Rows from a figure dataset:
┄┄┄┄┄┄┄┄┄┄┄┄┄┄┄┄┄┄┄┄

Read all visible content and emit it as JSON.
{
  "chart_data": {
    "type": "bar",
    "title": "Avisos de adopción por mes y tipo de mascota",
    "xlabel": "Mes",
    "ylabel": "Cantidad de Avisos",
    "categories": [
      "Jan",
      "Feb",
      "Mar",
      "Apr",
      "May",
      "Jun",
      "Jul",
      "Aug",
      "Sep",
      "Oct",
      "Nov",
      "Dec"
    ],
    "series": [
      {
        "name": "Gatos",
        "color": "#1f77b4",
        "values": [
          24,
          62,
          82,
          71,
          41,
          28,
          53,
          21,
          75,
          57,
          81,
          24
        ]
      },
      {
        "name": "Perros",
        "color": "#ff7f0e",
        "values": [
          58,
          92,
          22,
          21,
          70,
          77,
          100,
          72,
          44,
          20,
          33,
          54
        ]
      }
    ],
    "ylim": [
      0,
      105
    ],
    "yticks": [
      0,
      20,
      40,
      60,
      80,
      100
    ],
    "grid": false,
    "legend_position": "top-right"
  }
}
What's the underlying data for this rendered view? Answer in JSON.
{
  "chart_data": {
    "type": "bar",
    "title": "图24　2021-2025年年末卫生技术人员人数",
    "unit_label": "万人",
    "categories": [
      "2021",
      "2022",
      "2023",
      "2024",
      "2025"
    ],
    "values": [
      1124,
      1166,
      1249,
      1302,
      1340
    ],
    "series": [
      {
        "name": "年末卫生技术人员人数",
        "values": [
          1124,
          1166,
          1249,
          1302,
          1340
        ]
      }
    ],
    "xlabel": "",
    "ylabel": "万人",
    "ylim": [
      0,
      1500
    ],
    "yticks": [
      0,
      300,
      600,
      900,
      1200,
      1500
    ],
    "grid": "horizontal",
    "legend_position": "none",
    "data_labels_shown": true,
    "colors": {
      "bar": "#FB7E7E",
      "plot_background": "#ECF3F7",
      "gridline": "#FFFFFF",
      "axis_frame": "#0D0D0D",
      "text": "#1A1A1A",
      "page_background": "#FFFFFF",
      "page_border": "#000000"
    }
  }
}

┄┄┄┄┄┄┄┄┄┄┄┄┄┄┄┄┄┄┄┄

- Exercise task: Copy down the material exactly as written.

- Solution for this problem:
Read all visible content and emit it as JSON.
{
  "chart_data": {
    "type": "bar",
    "title": "Avisos de adopción por mes y tipo de mascota",
    "xlabel": "Mes",
    "ylabel": "Cantidad de Avisos",
    "categories": [
      "Jan",
      "Feb",
      "Mar",
      "Apr",
      "May",
      "Jun",
      "Jul",
      "Aug",
      "Sep",
      "Oct",
      "Nov",
      "Dec"
    ],
    "series": [
      {
        "name": "Gatos",
        "color": "#1f77b4",
        "values": [
          24,
          62,
          82,
          71,
          41,
          28,
          53,
          21,
          75,
          57,
          81,
          24
        ]
      },
      {
        "name": "Perros",
        "color": "#ff7f0e",
        "values": [
          58,
          92,
          22,
          21,
          70,
          77,
          100,
          72,
          44,
          20,
          33,
          54
        ]
      }
    ],
    "ylim": [
      0,
      105
    ],
    "yticks": [
      0,
      20,
      40,
      60,
      80,
      100
    ],
    "grid": false,
    "legend_position": "top-right"
  }
}
What's the underlying data for this rendered view? Answer in JSON.
{
  "chart_data": {
    "type": "bar",
    "title": "图24　2021-2025年年末卫生技术人员人数",
    "unit_label": "万人",
    "categories": [
      "2021",
      "2022",
      "2023",
      "2024",
      "2025"
    ],
    "values": [
      1124,
      1166,
      1249,
      1302,
      1340
    ],
    "series": [
      {
        "name": "年末卫生技术人员人数",
        "values": [
          1124,
          1166,
          1249,
          1302,
          1340
        ]
      }
    ],
    "xlabel": "",
    "ylabel": "万人",
    "ylim": [
      0,
      1500
    ],
    "yticks": [
      0,
      300,
      600,
      900,
      1200,
      1500
    ],
    "grid": "horizontal",
    "legend_position": "none",
    "data_labels_shown": true,
    "colors": {
      "bar": "#FB7E7E",
      "plot_background": "#ECF3F7",
      "gridline": "#FFFFFF",
      "axis_frame": "#0D0D0D",
      "text": "#1A1A1A",
      "page_background": "#FFFFFF",
      "page_border": "#000000"
    }
  }
}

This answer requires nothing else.